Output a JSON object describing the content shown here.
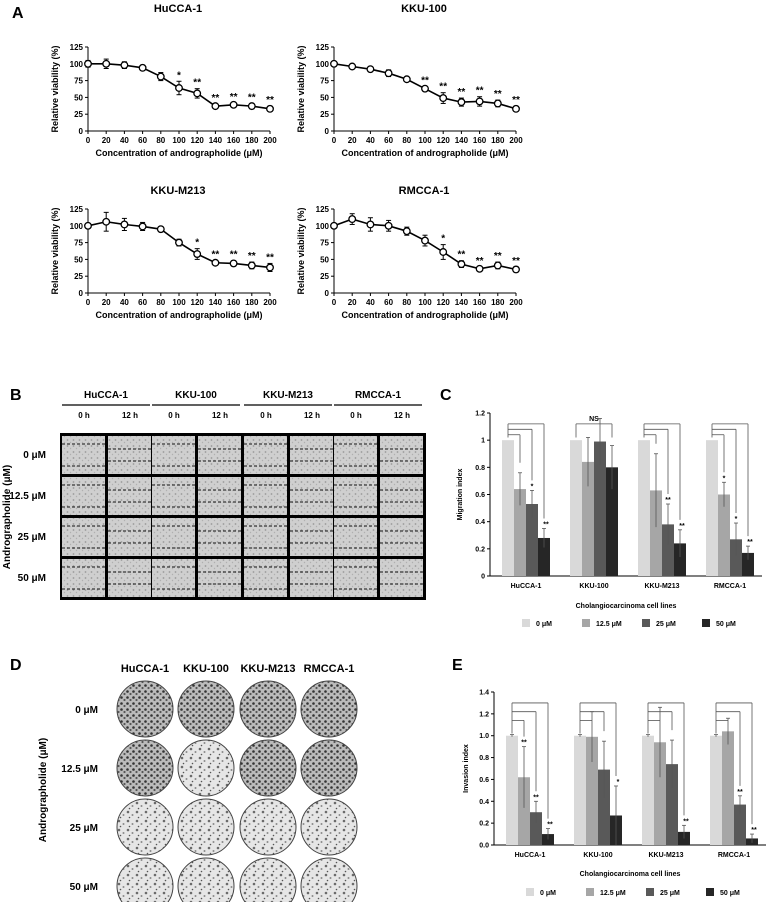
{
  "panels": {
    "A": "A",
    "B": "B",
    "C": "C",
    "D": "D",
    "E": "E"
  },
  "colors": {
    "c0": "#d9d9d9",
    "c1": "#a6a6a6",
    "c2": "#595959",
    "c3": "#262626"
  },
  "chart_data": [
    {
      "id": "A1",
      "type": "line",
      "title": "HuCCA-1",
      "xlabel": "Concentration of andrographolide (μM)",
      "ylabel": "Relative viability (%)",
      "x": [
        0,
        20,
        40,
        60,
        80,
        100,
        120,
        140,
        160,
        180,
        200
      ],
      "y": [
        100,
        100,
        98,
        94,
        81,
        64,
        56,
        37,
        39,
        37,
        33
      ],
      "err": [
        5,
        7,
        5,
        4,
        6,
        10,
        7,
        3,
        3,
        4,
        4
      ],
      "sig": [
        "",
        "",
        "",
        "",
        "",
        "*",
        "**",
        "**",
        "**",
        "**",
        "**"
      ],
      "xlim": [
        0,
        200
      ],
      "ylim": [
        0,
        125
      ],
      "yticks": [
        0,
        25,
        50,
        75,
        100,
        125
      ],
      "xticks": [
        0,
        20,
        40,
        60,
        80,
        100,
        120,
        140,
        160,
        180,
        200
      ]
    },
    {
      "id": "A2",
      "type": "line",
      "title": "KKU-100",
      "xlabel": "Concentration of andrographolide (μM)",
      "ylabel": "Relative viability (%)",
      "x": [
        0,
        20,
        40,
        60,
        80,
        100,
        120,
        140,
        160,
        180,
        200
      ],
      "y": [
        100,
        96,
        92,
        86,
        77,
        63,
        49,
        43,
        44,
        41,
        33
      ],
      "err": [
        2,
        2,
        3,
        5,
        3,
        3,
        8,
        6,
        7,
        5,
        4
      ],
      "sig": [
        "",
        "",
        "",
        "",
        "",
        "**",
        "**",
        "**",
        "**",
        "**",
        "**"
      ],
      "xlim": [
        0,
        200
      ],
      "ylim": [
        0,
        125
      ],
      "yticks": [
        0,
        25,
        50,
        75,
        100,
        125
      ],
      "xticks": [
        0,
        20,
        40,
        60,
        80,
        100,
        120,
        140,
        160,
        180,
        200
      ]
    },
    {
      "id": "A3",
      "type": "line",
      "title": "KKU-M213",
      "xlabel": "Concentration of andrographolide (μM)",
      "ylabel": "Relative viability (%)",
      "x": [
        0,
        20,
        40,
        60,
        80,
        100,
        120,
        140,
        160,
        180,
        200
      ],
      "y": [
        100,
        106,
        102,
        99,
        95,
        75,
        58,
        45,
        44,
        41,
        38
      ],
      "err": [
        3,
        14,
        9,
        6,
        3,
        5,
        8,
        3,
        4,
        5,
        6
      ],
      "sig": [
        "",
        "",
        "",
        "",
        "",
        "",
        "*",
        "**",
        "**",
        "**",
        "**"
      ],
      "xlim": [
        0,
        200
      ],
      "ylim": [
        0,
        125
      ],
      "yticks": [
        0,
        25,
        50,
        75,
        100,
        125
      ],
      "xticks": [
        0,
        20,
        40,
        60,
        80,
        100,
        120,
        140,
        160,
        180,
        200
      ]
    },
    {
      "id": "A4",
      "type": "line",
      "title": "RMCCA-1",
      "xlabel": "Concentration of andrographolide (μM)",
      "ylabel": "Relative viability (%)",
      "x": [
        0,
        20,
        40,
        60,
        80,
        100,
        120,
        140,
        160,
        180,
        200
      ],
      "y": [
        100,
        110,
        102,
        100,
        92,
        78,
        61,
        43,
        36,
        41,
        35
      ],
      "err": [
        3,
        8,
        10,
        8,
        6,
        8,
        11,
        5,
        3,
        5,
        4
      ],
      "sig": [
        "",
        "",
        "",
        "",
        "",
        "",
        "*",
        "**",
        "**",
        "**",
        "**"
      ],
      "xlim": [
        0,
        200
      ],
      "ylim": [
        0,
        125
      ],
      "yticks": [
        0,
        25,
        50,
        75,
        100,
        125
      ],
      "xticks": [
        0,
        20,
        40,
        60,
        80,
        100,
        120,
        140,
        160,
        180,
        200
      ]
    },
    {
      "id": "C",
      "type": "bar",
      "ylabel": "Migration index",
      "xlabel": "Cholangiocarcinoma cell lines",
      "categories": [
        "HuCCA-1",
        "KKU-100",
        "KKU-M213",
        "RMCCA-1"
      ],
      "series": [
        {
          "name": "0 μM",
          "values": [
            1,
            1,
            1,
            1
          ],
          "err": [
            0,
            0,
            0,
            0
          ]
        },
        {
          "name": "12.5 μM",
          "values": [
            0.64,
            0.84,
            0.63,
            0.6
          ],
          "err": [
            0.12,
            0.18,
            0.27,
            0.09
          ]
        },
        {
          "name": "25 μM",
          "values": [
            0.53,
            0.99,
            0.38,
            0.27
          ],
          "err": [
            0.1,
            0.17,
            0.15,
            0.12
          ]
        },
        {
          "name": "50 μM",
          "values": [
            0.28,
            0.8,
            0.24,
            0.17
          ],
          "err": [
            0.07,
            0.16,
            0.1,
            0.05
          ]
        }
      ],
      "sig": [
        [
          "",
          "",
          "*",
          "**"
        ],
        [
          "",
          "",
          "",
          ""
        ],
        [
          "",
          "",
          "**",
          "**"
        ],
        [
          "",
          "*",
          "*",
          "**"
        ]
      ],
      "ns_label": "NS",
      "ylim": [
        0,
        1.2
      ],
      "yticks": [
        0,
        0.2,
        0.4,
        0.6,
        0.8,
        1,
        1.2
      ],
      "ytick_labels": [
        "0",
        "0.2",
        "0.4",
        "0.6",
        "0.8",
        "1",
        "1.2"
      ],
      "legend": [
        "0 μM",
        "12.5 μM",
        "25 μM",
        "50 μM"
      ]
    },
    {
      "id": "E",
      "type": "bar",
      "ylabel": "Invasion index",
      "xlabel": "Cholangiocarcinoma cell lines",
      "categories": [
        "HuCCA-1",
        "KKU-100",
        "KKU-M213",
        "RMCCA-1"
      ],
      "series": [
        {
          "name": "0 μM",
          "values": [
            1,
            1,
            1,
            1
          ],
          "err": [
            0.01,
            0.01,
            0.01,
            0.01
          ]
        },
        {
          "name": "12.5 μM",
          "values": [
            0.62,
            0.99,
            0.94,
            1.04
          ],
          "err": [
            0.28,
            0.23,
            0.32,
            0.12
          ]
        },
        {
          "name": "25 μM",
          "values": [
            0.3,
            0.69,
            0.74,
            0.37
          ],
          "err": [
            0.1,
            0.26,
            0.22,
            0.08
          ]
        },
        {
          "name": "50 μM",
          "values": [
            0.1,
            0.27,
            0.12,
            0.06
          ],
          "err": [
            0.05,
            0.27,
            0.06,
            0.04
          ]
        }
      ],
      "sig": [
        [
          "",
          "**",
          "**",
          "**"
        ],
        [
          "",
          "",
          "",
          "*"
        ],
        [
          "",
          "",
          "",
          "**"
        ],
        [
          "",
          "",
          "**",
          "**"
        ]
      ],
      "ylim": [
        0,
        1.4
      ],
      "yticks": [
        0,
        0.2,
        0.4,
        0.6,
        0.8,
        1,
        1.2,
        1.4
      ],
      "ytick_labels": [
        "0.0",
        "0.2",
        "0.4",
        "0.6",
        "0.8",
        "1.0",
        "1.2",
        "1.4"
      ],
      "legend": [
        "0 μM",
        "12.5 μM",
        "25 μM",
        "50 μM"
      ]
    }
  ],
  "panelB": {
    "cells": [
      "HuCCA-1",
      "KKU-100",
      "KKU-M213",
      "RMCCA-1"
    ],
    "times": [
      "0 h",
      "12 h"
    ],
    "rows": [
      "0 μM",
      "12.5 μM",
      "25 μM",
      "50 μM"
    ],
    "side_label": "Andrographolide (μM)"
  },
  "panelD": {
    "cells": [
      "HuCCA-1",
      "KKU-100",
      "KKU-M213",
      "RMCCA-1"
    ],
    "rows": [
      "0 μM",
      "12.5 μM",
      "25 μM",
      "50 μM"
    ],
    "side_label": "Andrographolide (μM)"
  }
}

□ □ □ □ □ □ □

→ EXERCISE: Locate and copy each line in the data above that includes the word "index".

→ REPLY TO THE TASK:
      "ylabel": "Migration index",
      "ylabel": "Invasion index",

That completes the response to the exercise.